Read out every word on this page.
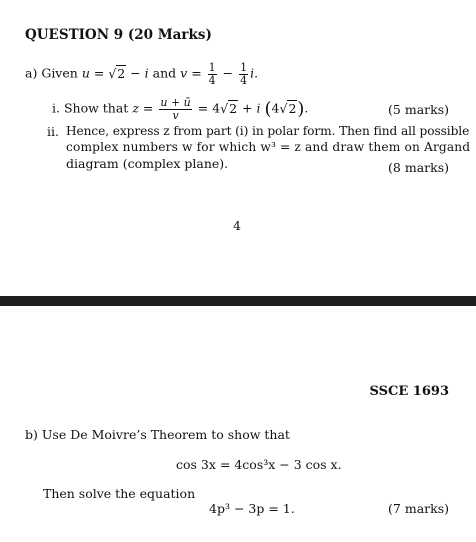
QUESTION 9 (20 Marks)
a) Given u = √2 − i and $v = \frac{1}{4} - \frac{1}{4} i$.
i. Show that $z = \frac{u + ū}{v} = 4√2 + i$ (4√2).	(5 marks)
ii. Hence, express z from part (i) in polar form. Then find all possible
complex numbers w for which w³ = z and draw them on Argand
diagram (complex plane).	(8 marks)
4
SSCE 1693
b) Use De Moivre’s Theorem to show that
cos 3x = 4cos³x − 3 cos x.
Then solve the equation
4p³ − 3p = 1.	(7 marks)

▶ [Written task]: Copy every line that contains the string "frac".

▶ [Result of this exercise]:
a) Given u = √2 − i and $v = \frac{1}{4} - \frac{1}{4} i$.
i. Show that $z = \frac{u + ū}{v} = 4√2 + i$ (4√2).	(5 marks)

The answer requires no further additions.